#### [Given exercise]
Copy everything in the listing below word for word, apart from any images.

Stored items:
※ ※ ※

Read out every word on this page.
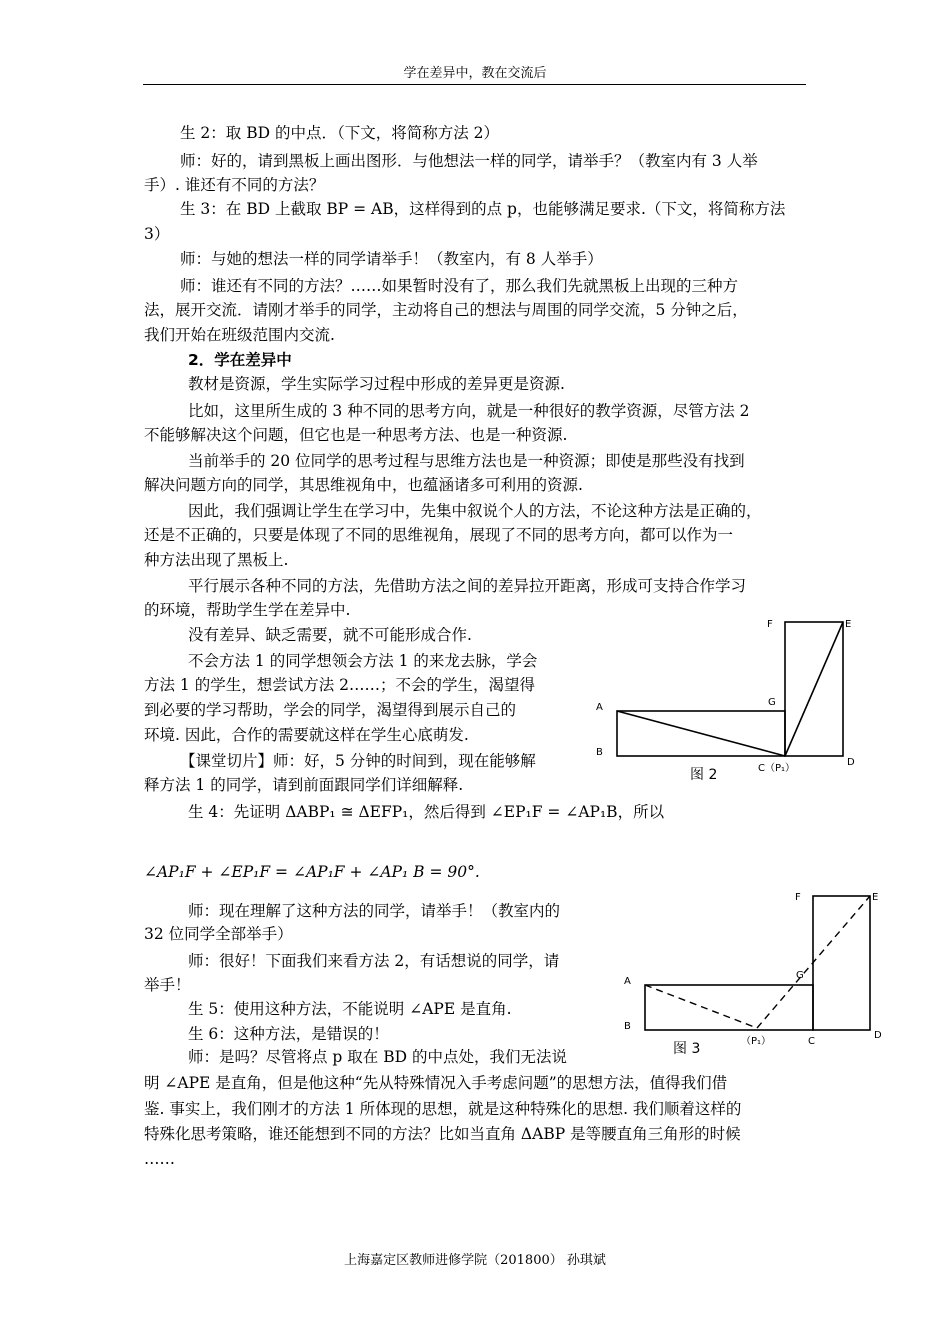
学在差异中，教在交流后
生 2：取 BD 的中点．（下文，将简称方法 2）
师：好的，请到黑板上画出图形．与他想法一样的同学，请举手？（教室内有 3 人举
手）. 谁还有不同的方法？
生 3：在 BD 上截取 BP = AB，这样得到的点 p，也能够满足要求.（下文，将简称方法
3）
师：与她的想法一样的同学请举手！（教室内，有 8 人举手）
师：谁还有不同的方法？……如果暂时没有了，那么我们先就黑板上出现的三种方
法，展开交流．请刚才举手的同学，主动将自己的想法与周围的同学交流，5 分钟之后，
我们开始在班级范围内交流.
2．学在差异中
教材是资源，学生实际学习过程中形成的差异更是资源.
比如，这里所生成的 3 种不同的思考方向，就是一种很好的教学资源，尽管方法 2
不能够解决这个问题，但它也是一种思考方法、也是一种资源.
当前举手的 20 位同学的思考过程与思维方法也是一种资源；即使是那些没有找到
解决问题方向的同学，其思维视角中，也蕴涵诸多可利用的资源.
因此，我们强调让学生在学习中，先集中叙说个人的方法，不论这种方法是正确的，
还是不正确的，只要是体现了不同的思维视角，展现了不同的思考方向，都可以作为一
种方法出现了黑板上.
平行展示各种不同的方法，先借助方法之间的差异拉开距离，形成可支持合作学习
的环境，帮助学生学在差异中.
没有差异、缺乏需要，就不可能形成合作.
不会方法 1 的同学想领会方法 1 的来龙去脉，学会
方法 1 的学生，想尝试方法 2……；不会的学生，渴望得
到必要的学习帮助，学会的同学，渴望得到展示自己的
环境. 因此，合作的需要就这样在学生心底萌发.
【课堂切片】师：好，5 分钟的时间到，现在能够解
释方法 1 的同学，请到前面跟同学们详细解释.
生 4：先证明 ΔABP₁ ≅ ΔEFP₁，然后得到 ∠EP₁F = ∠AP₁B，所以
∠AP₁F + ∠EP₁F = ∠AP₁F + ∠AP₁ B = 90°.
师：现在理解了这种方法的同学，请举手！（教室内的
32 位同学全部举手）
师：很好！下面我们来看方法 2，有话想说的同学，请
举手！
生 5：使用这种方法，不能说明 ∠APE 是直角.
生 6：这种方法，是错误的！
师：是吗？尽管将点 p 取在 BD 的中点处，我们无法说
明 ∠APE 是直角，但是他这种“先从特殊情况入手考虑问题”的思想方法，值得我们借
鉴. 事实上，我们刚才的方法 1 所体现的思想，就是这种特殊化的思想. 我们顺着这样的
特殊化思考策略，谁还能想到不同的方法？比如当直角 ΔABP 是等腰直角三角形的时候
……
F	E
G
A
B
C（P₁）
D
图 2
F	E
G
A
B
（P₁）	C
D
图 3
上海嘉定区教师进修学院（201800） 孙琪斌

※ ※ ※

#### [Exercise answer]
Read out every word on this page.
学在差异中，教在交流后
生 2：取 BD 的中点．（下文，将简称方法 2）
师：好的，请到黑板上画出图形．与他想法一样的同学，请举手？（教室内有 3 人举
手）. 谁还有不同的方法？
生 3：在 BD 上截取 BP = AB，这样得到的点 p，也能够满足要求.（下文，将简称方法
3）
师：与她的想法一样的同学请举手！（教室内，有 8 人举手）
师：谁还有不同的方法？……如果暂时没有了，那么我们先就黑板上出现的三种方
法，展开交流．请刚才举手的同学，主动将自己的想法与周围的同学交流，5 分钟之后，
我们开始在班级范围内交流.
2．学在差异中
教材是资源，学生实际学习过程中形成的差异更是资源.
比如，这里所生成的 3 种不同的思考方向，就是一种很好的教学资源，尽管方法 2
不能够解决这个问题，但它也是一种思考方法、也是一种资源.
当前举手的 20 位同学的思考过程与思维方法也是一种资源；即使是那些没有找到
解决问题方向的同学，其思维视角中，也蕴涵诸多可利用的资源.
因此，我们强调让学生在学习中，先集中叙说个人的方法，不论这种方法是正确的，
还是不正确的，只要是体现了不同的思维视角，展现了不同的思考方向，都可以作为一
种方法出现了黑板上.
平行展示各种不同的方法，先借助方法之间的差异拉开距离，形成可支持合作学习
的环境，帮助学生学在差异中.
没有差异、缺乏需要，就不可能形成合作.
不会方法 1 的同学想领会方法 1 的来龙去脉，学会
方法 1 的学生，想尝试方法 2……；不会的学生，渴望得
到必要的学习帮助，学会的同学，渴望得到展示自己的
环境. 因此，合作的需要就这样在学生心底萌发.
【课堂切片】师：好，5 分钟的时间到，现在能够解
释方法 1 的同学，请到前面跟同学们详细解释.
生 4：先证明 ΔABP₁ ≅ ΔEFP₁，然后得到 ∠EP₁F = ∠AP₁B，所以
∠AP₁F + ∠EP₁F = ∠AP₁F + ∠AP₁ B = 90°.
师：现在理解了这种方法的同学，请举手！（教室内的
32 位同学全部举手）
师：很好！下面我们来看方法 2，有话想说的同学，请
举手！
生 5：使用这种方法，不能说明 ∠APE 是直角.
生 6：这种方法，是错误的！
师：是吗？尽管将点 p 取在 BD 的中点处，我们无法说
明 ∠APE 是直角，但是他这种“先从特殊情况入手考虑问题”的思想方法，值得我们借
鉴. 事实上，我们刚才的方法 1 所体现的思想，就是这种特殊化的思想. 我们顺着这样的
特殊化思考策略，谁还能想到不同的方法？比如当直角 ΔABP 是等腰直角三角形的时候
……
F	E
G
A
B
C（P₁）
D
图 2
F	E
G
A
B
（P₁）	C
D
图 3
上海嘉定区教师进修学院（201800） 孙琪斌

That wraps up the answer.